### WORK TO COMPLETE
Write out each record again exactly as it stands.

### DATA RECORDS
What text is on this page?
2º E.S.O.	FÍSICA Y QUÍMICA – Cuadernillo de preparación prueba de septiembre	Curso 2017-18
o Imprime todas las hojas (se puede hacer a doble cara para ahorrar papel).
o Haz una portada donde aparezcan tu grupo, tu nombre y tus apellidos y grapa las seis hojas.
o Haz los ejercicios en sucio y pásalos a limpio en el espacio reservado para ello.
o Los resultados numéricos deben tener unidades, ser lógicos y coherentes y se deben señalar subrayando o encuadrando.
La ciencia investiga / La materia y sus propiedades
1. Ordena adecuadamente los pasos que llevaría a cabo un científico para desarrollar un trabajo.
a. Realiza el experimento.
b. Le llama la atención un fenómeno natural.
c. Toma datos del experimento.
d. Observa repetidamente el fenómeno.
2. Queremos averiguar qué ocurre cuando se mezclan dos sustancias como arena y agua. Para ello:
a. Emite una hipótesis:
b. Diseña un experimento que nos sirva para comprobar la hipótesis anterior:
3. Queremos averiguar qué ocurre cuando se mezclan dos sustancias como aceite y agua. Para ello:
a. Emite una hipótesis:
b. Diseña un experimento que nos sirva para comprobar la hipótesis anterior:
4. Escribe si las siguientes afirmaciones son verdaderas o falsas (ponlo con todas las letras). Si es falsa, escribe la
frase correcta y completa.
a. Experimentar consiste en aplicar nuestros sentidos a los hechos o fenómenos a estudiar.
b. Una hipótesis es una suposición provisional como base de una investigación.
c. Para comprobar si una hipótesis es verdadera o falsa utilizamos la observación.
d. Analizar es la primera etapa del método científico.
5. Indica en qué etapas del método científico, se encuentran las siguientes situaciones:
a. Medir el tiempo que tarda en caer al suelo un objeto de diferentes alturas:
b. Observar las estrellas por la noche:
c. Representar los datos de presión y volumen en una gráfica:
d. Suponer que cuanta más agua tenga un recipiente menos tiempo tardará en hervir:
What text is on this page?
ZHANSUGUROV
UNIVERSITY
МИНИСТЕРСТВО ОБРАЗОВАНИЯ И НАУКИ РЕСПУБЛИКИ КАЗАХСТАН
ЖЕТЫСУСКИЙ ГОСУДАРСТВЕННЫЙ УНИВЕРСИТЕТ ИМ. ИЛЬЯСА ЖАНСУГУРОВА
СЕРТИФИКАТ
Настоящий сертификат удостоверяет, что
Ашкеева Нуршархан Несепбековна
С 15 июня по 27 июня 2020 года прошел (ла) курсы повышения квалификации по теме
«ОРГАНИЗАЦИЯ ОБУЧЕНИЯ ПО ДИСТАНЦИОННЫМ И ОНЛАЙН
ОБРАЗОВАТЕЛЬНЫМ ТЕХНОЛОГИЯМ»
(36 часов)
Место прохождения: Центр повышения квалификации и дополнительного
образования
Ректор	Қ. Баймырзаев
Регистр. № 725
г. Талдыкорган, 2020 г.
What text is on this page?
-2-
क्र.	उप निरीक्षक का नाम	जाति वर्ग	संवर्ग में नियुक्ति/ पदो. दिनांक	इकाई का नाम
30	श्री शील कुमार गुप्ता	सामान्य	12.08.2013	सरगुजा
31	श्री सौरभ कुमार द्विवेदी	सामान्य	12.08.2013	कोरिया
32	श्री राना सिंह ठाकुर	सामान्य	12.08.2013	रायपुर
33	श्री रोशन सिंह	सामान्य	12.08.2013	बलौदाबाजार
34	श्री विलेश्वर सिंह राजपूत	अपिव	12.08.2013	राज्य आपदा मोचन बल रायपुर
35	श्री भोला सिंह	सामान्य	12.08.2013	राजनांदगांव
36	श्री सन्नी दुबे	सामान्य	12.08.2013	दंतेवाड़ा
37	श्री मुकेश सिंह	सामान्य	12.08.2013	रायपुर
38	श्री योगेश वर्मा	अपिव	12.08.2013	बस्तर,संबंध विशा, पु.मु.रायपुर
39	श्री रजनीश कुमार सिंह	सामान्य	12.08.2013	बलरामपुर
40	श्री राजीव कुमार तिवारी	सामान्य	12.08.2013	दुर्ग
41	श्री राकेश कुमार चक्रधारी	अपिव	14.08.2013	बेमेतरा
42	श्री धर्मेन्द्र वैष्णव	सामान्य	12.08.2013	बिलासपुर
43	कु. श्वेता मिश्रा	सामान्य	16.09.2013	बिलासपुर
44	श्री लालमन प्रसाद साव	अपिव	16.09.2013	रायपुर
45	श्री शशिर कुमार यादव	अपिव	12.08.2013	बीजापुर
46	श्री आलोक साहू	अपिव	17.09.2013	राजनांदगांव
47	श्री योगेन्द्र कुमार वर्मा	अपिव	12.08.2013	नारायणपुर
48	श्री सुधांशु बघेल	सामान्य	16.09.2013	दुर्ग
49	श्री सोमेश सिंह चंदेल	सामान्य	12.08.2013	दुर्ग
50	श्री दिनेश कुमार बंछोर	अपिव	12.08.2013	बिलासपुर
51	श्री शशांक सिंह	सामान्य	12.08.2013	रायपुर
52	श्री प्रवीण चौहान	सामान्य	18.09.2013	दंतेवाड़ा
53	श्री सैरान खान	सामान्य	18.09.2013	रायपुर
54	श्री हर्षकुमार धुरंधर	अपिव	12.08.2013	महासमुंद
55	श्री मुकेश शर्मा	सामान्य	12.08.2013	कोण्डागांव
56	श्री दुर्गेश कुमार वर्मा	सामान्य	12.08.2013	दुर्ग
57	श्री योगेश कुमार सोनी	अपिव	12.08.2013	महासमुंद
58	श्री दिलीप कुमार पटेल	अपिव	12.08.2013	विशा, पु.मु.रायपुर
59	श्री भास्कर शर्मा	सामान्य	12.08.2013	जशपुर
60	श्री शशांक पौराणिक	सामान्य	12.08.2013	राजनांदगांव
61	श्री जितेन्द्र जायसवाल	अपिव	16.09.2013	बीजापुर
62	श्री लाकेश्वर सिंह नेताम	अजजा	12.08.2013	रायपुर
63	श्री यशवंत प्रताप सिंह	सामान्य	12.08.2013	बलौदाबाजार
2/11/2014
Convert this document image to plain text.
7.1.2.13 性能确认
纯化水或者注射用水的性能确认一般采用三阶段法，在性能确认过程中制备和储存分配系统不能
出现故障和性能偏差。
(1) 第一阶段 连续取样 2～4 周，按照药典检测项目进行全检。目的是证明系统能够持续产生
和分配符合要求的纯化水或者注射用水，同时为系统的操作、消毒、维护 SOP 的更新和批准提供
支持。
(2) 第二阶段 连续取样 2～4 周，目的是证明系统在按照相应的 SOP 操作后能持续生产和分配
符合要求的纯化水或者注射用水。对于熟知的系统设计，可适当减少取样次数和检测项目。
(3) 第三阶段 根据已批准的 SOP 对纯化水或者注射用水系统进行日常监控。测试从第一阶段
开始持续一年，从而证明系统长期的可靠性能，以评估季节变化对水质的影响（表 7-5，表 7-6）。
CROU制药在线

### OUTPUT OF THE EXERCISE
What text is on this page?
2º E.S.O.	FÍSICA Y QUÍMICA – Cuadernillo de preparación prueba de septiembre	Curso 2017-18
o Imprime todas las hojas (se puede hacer a doble cara para ahorrar papel).
o Haz una portada donde aparezcan tu grupo, tu nombre y tus apellidos y grapa las seis hojas.
o Haz los ejercicios en sucio y pásalos a limpio en el espacio reservado para ello.
o Los resultados numéricos deben tener unidades, ser lógicos y coherentes y se deben señalar subrayando o encuadrando.
La ciencia investiga / La materia y sus propiedades
1. Ordena adecuadamente los pasos que llevaría a cabo un científico para desarrollar un trabajo.
a. Realiza el experimento.
b. Le llama la atención un fenómeno natural.
c. Toma datos del experimento.
d. Observa repetidamente el fenómeno.
2. Queremos averiguar qué ocurre cuando se mezclan dos sustancias como arena y agua. Para ello:
a. Emite una hipótesis:
b. Diseña un experimento que nos sirva para comprobar la hipótesis anterior:
3. Queremos averiguar qué ocurre cuando se mezclan dos sustancias como aceite y agua. Para ello:
a. Emite una hipótesis:
b. Diseña un experimento que nos sirva para comprobar la hipótesis anterior:
4. Escribe si las siguientes afirmaciones son verdaderas o falsas (ponlo con todas las letras). Si es falsa, escribe la
frase correcta y completa.
a. Experimentar consiste en aplicar nuestros sentidos a los hechos o fenómenos a estudiar.
b. Una hipótesis es una suposición provisional como base de una investigación.
c. Para comprobar si una hipótesis es verdadera o falsa utilizamos la observación.
d. Analizar es la primera etapa del método científico.
5. Indica en qué etapas del método científico, se encuentran las siguientes situaciones:
a. Medir el tiempo que tarda en caer al suelo un objeto de diferentes alturas:
b. Observar las estrellas por la noche:
c. Representar los datos de presión y volumen en una gráfica:
d. Suponer que cuanta más agua tenga un recipiente menos tiempo tardará en hervir:
What text is on this page?
ZHANSUGUROV
UNIVERSITY
МИНИСТЕРСТВО ОБРАЗОВАНИЯ И НАУКИ РЕСПУБЛИКИ КАЗАХСТАН
ЖЕТЫСУСКИЙ ГОСУДАРСТВЕННЫЙ УНИВЕРСИТЕТ ИМ. ИЛЬЯСА ЖАНСУГУРОВА
СЕРТИФИКАТ
Настоящий сертификат удостоверяет, что
Ашкеева Нуршархан Несепбековна
С 15 июня по 27 июня 2020 года прошел (ла) курсы повышения квалификации по теме
«ОРГАНИЗАЦИЯ ОБУЧЕНИЯ ПО ДИСТАНЦИОННЫМ И ОНЛАЙН
ОБРАЗОВАТЕЛЬНЫМ ТЕХНОЛОГИЯМ»
(36 часов)
Место прохождения: Центр повышения квалификации и дополнительного
образования
Ректор	Қ. Баймырзаев
Регистр. № 725
г. Талдыкорган, 2020 г.
What text is on this page?
-2-
क्र.	उप निरीक्षक का नाम	जाति वर्ग	संवर्ग में नियुक्ति/ पदो. दिनांक	इकाई का नाम
30	श्री शील कुमार गुप्ता	सामान्य	12.08.2013	सरगुजा
31	श्री सौरभ कुमार द्विवेदी	सामान्य	12.08.2013	कोरिया
32	श्री राना सिंह ठाकुर	सामान्य	12.08.2013	रायपुर
33	श्री रोशन सिंह	सामान्य	12.08.2013	बलौदाबाजार
34	श्री विलेश्वर सिंह राजपूत	अपिव	12.08.2013	राज्य आपदा मोचन बल रायपुर
35	श्री भोला सिंह	सामान्य	12.08.2013	राजनांदगांव
36	श्री सन्नी दुबे	सामान्य	12.08.2013	दंतेवाड़ा
37	श्री मुकेश सिंह	सामान्य	12.08.2013	रायपुर
38	श्री योगेश वर्मा	अपिव	12.08.2013	बस्तर,संबंध विशा, पु.मु.रायपुर
39	श्री रजनीश कुमार सिंह	सामान्य	12.08.2013	बलरामपुर
40	श्री राजीव कुमार तिवारी	सामान्य	12.08.2013	दुर्ग
41	श्री राकेश कुमार चक्रधारी	अपिव	14.08.2013	बेमेतरा
42	श्री धर्मेन्द्र वैष्णव	सामान्य	12.08.2013	बिलासपुर
43	कु. श्वेता मिश्रा	सामान्य	16.09.2013	बिलासपुर
44	श्री लालमन प्रसाद साव	अपिव	16.09.2013	रायपुर
45	श्री शशिर कुमार यादव	अपिव	12.08.2013	बीजापुर
46	श्री आलोक साहू	अपिव	17.09.2013	राजनांदगांव
47	श्री योगेन्द्र कुमार वर्मा	अपिव	12.08.2013	नारायणपुर
48	श्री सुधांशु बघेल	सामान्य	16.09.2013	दुर्ग
49	श्री सोमेश सिंह चंदेल	सामान्य	12.08.2013	दुर्ग
50	श्री दिनेश कुमार बंछोर	अपिव	12.08.2013	बिलासपुर
51	श्री शशांक सिंह	सामान्य	12.08.2013	रायपुर
52	श्री प्रवीण चौहान	सामान्य	18.09.2013	दंतेवाड़ा
53	श्री सैरान खान	सामान्य	18.09.2013	रायपुर
54	श्री हर्षकुमार धुरंधर	अपिव	12.08.2013	महासमुंद
55	श्री मुकेश शर्मा	सामान्य	12.08.2013	कोण्डागांव
56	श्री दुर्गेश कुमार वर्मा	सामान्य	12.08.2013	दुर्ग
57	श्री योगेश कुमार सोनी	अपिव	12.08.2013	महासमुंद
58	श्री दिलीप कुमार पटेल	अपिव	12.08.2013	विशा, पु.मु.रायपुर
59	श्री भास्कर शर्मा	सामान्य	12.08.2013	जशपुर
60	श्री शशांक पौराणिक	सामान्य	12.08.2013	राजनांदगांव
61	श्री जितेन्द्र जायसवाल	अपिव	16.09.2013	बीजापुर
62	श्री लाकेश्वर सिंह नेताम	अजजा	12.08.2013	रायपुर
63	श्री यशवंत प्रताप सिंह	सामान्य	12.08.2013	बलौदाबाजार
2/11/2014
Convert this document image to plain text.
7.1.2.13 性能确认
纯化水或者注射用水的性能确认一般采用三阶段法，在性能确认过程中制备和储存分配系统不能
出现故障和性能偏差。
(1) 第一阶段 连续取样 2～4 周，按照药典检测项目进行全检。目的是证明系统能够持续产生
和分配符合要求的纯化水或者注射用水，同时为系统的操作、消毒、维护 SOP 的更新和批准提供
支持。
(2) 第二阶段 连续取样 2～4 周，目的是证明系统在按照相应的 SOP 操作后能持续生产和分配
符合要求的纯化水或者注射用水。对于熟知的系统设计，可适当减少取样次数和检测项目。
(3) 第三阶段 根据已批准的 SOP 对纯化水或者注射用水系统进行日常监控。测试从第一阶段
开始持续一年，从而证明系统长期的可靠性能，以评估季节变化对水质的影响（表 7-5，表 7-6）。
CROU制药在线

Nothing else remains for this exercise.